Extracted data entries

◆ ◆ ◆ ◆ ◆ ◆ ◆

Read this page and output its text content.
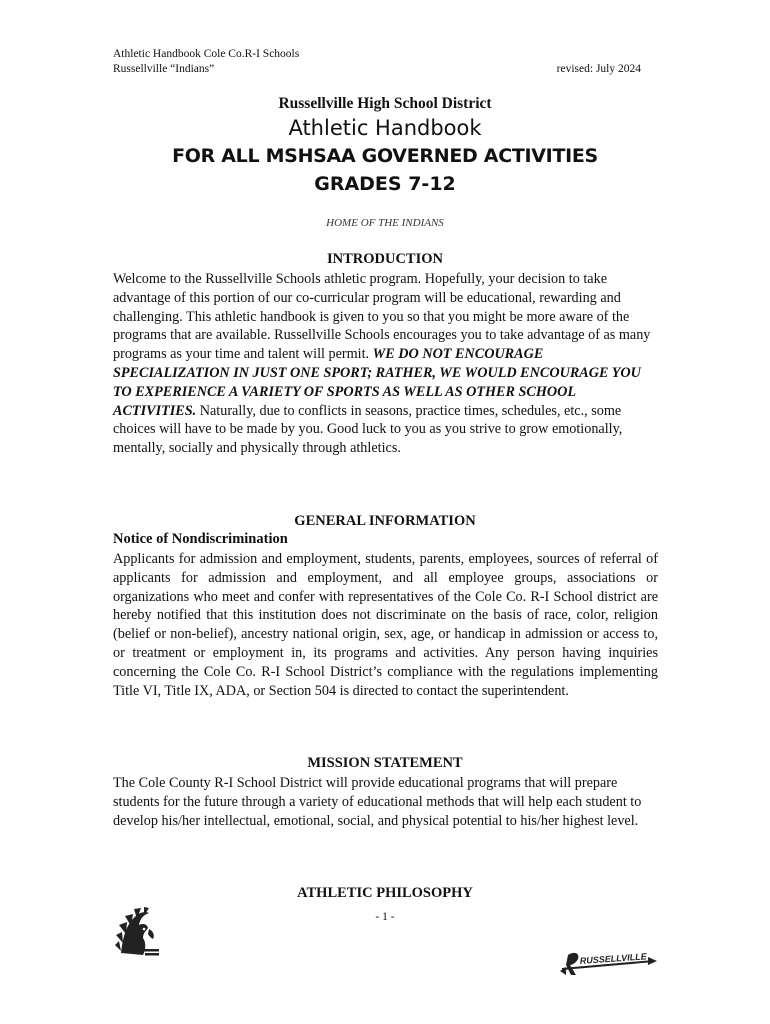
Athletic Handbook Cole Co.R-I Schools
Russellville “Indians”	revised: July 2024
Russellville High School District
Athletic Handbook
FOR ALL MSHSAA GOVERNED ACTIVITIES
GRADES 7-12
HOME OF THE INDIANS
INTRODUCTION

Welcome to the Russellville Schools athletic program. Hopefully, your decision to take advantage of this portion of our co-curricular program will be educational, rewarding and challenging. This athletic handbook is given to you so that you might be more aware of the programs that are available. Russellville Schools encourages you to take advantage of as many programs as your time and talent will permit. WE DO NOT ENCOURAGE SPECIALIZATION IN JUST ONE SPORT; RATHER, WE WOULD ENCOURAGE YOU TO EXPERIENCE A VARIETY OF SPORTS AS WELL AS OTHER SCHOOL ACTIVITIES. Naturally, due to conflicts in seasons, practice times, schedules, etc., some choices will have to be made by you. Good luck to you as you strive to grow emotionally, mentally, socially and physically through athletics.

GENERAL INFORMATION
Notice of Nondiscrimination

Applicants for admission and employment, students, parents, employees, sources of referral of applicants for admission and employment, and all employee groups, associations or organizations who meet and confer with representatives of the Cole Co. R-I School district are hereby notified that this institution does not discriminate on the basis of race, color, religion (belief or non-belief), ancestry national origin, sex, age, or handicap in admission or access to, or treatment or employment in, its programs and activities. Any person having inquiries concerning the Cole Co. R-I School District’s compliance with the regulations implementing Title VI, Title IX, ADA, or Section 504 is directed to contact the superintendent.

MISSION STATEMENT

The Cole County R-I School District will provide educational programs that will prepare students for the future through a variety of educational methods that will help each student to develop his/her intellectual, emotional, social, and physical potential to his/her highest level.

ATHLETIC PHILOSOPHY
- 1 -
RUSSELLVILLE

◆ ◆ ◆ ◆ ◆ ◆ ◆

● **Given task**: Using the material above, retype each entry exactly and omit the pictures.

● **Output of the exercise**:
Read this page and output its text content.
Athletic Handbook Cole Co.R-I Schools
Russellville “Indians”	revised: July 2024
Russellville High School District
Athletic Handbook
FOR ALL MSHSAA GOVERNED ACTIVITIES
GRADES 7-12
HOME OF THE INDIANS
INTRODUCTION

Welcome to the Russellville Schools athletic program. Hopefully, your decision to take advantage of this portion of our co-curricular program will be educational, rewarding and challenging. This athletic handbook is given to you so that you might be more aware of the programs that are available. Russellville Schools encourages you to take advantage of as many programs as your time and talent will permit. WE DO NOT ENCOURAGE SPECIALIZATION IN JUST ONE SPORT; RATHER, WE WOULD ENCOURAGE YOU TO EXPERIENCE A VARIETY OF SPORTS AS WELL AS OTHER SCHOOL ACTIVITIES. Naturally, due to conflicts in seasons, practice times, schedules, etc., some choices will have to be made by you. Good luck to you as you strive to grow emotionally, mentally, socially and physically through athletics.

GENERAL INFORMATION
Notice of Nondiscrimination

Applicants for admission and employment, students, parents, employees, sources of referral of applicants for admission and employment, and all employee groups, associations or organizations who meet and confer with representatives of the Cole Co. R-I School district are hereby notified that this institution does not discriminate on the basis of race, color, religion (belief or non-belief), ancestry national origin, sex, age, or handicap in admission or access to, or treatment or employment in, its programs and activities. Any person having inquiries concerning the Cole Co. R-I School District’s compliance with the regulations implementing Title VI, Title IX, ADA, or Section 504 is directed to contact the superintendent.

MISSION STATEMENT

The Cole County R-I School District will provide educational programs that will prepare students for the future through a variety of educational methods that will help each student to develop his/her intellectual, emotional, social, and physical potential to his/her highest level.

ATHLETIC PHILOSOPHY
- 1 -
RUSSELLVILLE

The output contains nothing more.